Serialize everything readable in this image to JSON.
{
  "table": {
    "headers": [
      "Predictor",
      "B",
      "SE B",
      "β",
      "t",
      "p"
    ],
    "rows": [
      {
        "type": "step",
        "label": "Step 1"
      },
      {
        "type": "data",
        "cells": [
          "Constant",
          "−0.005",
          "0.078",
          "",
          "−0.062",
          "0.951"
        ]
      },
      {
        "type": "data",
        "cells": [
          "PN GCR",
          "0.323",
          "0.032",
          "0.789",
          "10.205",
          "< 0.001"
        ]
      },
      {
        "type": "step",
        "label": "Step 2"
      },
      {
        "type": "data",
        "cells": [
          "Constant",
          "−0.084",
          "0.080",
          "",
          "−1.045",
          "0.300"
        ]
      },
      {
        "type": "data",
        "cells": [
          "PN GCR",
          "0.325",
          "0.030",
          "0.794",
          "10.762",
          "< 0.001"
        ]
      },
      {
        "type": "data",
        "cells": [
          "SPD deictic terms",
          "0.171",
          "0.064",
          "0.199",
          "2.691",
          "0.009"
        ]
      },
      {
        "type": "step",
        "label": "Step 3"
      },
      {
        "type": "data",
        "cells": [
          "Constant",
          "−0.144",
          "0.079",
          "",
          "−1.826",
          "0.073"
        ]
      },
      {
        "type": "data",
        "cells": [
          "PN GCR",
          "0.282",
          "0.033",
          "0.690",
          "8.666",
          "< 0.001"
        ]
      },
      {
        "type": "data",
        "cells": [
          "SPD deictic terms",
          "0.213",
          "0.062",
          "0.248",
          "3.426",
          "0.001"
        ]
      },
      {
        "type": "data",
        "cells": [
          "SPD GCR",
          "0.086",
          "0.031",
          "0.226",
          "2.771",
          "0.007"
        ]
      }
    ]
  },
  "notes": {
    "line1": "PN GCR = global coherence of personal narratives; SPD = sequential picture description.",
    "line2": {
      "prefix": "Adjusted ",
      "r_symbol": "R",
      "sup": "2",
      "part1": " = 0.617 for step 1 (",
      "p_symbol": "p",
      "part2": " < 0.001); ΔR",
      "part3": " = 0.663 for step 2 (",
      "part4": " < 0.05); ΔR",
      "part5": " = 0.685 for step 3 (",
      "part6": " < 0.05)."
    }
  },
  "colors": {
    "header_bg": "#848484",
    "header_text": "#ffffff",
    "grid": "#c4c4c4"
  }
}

********************

### Request
Every line above needs to be retyped exactly.

### Expected answer
Serialize everything readable in this image to JSON.
{
  "table": {
    "headers": [
      "Predictor",
      "B",
      "SE B",
      "β",
      "t",
      "p"
    ],
    "rows": [
      {
        "type": "step",
        "label": "Step 1"
      },
      {
        "type": "data",
        "cells": [
          "Constant",
          "−0.005",
          "0.078",
          "",
          "−0.062",
          "0.951"
        ]
      },
      {
        "type": "data",
        "cells": [
          "PN GCR",
          "0.323",
          "0.032",
          "0.789",
          "10.205",
          "< 0.001"
        ]
      },
      {
        "type": "step",
        "label": "Step 2"
      },
      {
        "type": "data",
        "cells": [
          "Constant",
          "−0.084",
          "0.080",
          "",
          "−1.045",
          "0.300"
        ]
      },
      {
        "type": "data",
        "cells": [
          "PN GCR",
          "0.325",
          "0.030",
          "0.794",
          "10.762",
          "< 0.001"
        ]
      },
      {
        "type": "data",
        "cells": [
          "SPD deictic terms",
          "0.171",
          "0.064",
          "0.199",
          "2.691",
          "0.009"
        ]
      },
      {
        "type": "step",
        "label": "Step 3"
      },
      {
        "type": "data",
        "cells": [
          "Constant",
          "−0.144",
          "0.079",
          "",
          "−1.826",
          "0.073"
        ]
      },
      {
        "type": "data",
        "cells": [
          "PN GCR",
          "0.282",
          "0.033",
          "0.690",
          "8.666",
          "< 0.001"
        ]
      },
      {
        "type": "data",
        "cells": [
          "SPD deictic terms",
          "0.213",
          "0.062",
          "0.248",
          "3.426",
          "0.001"
        ]
      },
      {
        "type": "data",
        "cells": [
          "SPD GCR",
          "0.086",
          "0.031",
          "0.226",
          "2.771",
          "0.007"
        ]
      }
    ]
  },
  "notes": {
    "line1": "PN GCR = global coherence of personal narratives; SPD = sequential picture description.",
    "line2": {
      "prefix": "Adjusted ",
      "r_symbol": "R",
      "sup": "2",
      "part1": " = 0.617 for step 1 (",
      "p_symbol": "p",
      "part2": " < 0.001); ΔR",
      "part3": " = 0.663 for step 2 (",
      "part4": " < 0.05); ΔR",
      "part5": " = 0.685 for step 3 (",
      "part6": " < 0.05)."
    }
  },
  "colors": {
    "header_bg": "#848484",
    "header_text": "#ffffff",
    "grid": "#c4c4c4"
  }
}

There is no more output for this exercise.